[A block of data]
--- Begin ---

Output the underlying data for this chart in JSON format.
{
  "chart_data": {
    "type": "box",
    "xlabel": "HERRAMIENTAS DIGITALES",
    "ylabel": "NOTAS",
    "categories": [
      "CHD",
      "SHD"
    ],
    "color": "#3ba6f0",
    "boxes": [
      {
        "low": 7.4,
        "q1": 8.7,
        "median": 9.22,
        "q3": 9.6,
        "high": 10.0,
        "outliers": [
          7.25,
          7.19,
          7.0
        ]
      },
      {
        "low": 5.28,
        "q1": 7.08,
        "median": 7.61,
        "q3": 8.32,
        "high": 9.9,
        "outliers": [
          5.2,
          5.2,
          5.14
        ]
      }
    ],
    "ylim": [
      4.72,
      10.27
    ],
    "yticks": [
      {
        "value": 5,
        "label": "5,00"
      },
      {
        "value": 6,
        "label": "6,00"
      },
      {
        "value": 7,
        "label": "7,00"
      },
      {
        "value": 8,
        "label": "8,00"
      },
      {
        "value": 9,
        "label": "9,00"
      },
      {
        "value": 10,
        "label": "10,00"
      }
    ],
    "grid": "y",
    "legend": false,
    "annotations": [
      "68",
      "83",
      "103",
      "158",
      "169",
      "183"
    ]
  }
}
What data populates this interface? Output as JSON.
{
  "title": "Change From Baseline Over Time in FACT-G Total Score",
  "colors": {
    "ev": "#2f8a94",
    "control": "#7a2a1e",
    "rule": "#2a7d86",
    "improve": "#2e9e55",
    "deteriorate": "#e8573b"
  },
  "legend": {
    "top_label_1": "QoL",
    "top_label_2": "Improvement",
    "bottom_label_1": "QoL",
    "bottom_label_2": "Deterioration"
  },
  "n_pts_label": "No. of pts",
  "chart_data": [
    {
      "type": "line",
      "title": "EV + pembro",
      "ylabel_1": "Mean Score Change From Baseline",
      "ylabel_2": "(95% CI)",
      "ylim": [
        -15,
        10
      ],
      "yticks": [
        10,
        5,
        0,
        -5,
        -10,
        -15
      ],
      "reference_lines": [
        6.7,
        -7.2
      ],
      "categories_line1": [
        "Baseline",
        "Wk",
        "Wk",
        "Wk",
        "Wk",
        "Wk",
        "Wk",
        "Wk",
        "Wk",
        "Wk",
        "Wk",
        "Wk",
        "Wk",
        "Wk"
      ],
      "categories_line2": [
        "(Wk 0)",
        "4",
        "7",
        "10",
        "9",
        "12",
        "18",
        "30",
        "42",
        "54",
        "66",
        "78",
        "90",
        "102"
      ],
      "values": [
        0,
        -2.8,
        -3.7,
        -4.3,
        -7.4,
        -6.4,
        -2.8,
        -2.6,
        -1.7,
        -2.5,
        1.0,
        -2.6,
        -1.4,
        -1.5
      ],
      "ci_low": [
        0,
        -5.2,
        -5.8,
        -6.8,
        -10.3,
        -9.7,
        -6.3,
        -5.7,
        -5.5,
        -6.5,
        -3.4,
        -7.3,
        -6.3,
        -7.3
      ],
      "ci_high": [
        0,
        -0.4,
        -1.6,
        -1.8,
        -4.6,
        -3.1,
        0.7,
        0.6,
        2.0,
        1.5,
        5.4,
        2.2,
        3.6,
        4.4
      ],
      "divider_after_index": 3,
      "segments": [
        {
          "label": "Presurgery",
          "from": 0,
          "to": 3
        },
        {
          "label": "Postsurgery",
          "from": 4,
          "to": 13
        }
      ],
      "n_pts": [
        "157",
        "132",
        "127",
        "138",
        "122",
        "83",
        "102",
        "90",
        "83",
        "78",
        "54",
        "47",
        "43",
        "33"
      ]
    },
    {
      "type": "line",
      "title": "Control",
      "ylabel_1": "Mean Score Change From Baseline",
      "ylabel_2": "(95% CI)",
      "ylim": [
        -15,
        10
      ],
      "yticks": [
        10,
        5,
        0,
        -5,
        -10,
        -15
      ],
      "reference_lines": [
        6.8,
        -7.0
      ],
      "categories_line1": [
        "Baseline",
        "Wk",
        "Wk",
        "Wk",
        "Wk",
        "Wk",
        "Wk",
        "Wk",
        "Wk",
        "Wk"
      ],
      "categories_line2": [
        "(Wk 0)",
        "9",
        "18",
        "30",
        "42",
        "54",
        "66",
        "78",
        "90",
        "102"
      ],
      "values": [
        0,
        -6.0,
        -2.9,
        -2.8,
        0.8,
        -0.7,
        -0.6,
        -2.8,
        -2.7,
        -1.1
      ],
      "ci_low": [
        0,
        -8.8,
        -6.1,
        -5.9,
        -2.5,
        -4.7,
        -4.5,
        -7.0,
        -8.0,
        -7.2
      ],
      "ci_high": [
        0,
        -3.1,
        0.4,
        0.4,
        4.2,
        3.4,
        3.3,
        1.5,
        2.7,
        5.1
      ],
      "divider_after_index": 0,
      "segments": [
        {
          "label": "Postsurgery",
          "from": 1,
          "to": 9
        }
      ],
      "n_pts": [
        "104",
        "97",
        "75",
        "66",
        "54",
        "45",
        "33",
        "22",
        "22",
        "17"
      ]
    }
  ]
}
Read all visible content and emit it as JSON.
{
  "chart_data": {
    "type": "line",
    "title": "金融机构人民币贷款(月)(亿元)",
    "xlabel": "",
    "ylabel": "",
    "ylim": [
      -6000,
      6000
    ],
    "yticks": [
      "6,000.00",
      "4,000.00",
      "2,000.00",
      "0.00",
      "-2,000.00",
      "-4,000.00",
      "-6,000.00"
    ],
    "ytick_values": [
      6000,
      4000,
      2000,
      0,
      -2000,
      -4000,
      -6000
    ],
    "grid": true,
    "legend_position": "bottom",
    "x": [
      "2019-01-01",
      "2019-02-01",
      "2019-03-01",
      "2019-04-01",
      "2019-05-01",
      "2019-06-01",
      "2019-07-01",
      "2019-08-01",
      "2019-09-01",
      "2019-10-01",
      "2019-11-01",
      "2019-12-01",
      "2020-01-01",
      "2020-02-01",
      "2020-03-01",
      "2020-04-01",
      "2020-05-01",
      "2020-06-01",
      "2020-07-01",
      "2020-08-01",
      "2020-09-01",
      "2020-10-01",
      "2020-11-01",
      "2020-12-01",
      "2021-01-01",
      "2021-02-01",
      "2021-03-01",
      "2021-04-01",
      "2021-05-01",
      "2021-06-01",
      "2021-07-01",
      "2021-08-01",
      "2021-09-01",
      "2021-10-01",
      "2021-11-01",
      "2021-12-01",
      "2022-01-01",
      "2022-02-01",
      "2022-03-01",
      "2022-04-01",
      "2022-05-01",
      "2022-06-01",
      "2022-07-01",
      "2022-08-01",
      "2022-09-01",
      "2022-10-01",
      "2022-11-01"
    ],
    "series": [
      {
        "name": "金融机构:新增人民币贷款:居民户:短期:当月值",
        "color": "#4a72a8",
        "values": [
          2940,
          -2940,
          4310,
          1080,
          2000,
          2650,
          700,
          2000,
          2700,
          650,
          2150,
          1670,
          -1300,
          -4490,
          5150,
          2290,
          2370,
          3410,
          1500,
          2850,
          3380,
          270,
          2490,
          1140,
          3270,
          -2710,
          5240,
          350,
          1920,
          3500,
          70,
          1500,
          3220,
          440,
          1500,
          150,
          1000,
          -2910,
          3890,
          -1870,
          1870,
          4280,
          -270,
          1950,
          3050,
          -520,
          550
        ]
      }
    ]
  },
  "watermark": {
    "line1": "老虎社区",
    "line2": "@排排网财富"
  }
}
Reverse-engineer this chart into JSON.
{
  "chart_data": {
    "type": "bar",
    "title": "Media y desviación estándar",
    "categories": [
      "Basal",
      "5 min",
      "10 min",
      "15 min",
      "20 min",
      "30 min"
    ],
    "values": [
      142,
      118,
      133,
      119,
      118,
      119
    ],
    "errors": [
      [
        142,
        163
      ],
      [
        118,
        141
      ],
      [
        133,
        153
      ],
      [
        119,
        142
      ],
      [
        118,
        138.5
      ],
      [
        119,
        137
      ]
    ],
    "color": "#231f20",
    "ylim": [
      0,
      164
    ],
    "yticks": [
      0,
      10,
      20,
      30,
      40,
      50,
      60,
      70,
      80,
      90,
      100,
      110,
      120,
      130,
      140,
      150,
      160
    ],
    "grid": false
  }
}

--- End ---

Produce an exact repeat of the lines from the one containing "Reverse-engineer this chart into JSON." through the last line of the data, and nothing more.

Reverse-engineer this chart into JSON.
{
  "chart_data": {
    "type": "bar",
    "title": "Media y desviación estándar",
    "categories": [
      "Basal",
      "5 min",
      "10 min",
      "15 min",
      "20 min",
      "30 min"
    ],
    "values": [
      142,
      118,
      133,
      119,
      118,
      119
    ],
    "errors": [
      [
        142,
        163
      ],
      [
        118,
        141
      ],
      [
        133,
        153
      ],
      [
        119,
        142
      ],
      [
        118,
        138.5
      ],
      [
        119,
        137
      ]
    ],
    "color": "#231f20",
    "ylim": [
      0,
      164
    ],
    "yticks": [
      0,
      10,
      20,
      30,
      40,
      50,
      60,
      70,
      80,
      90,
      100,
      110,
      120,
      130,
      140,
      150,
      160
    ],
    "grid": false
  }
}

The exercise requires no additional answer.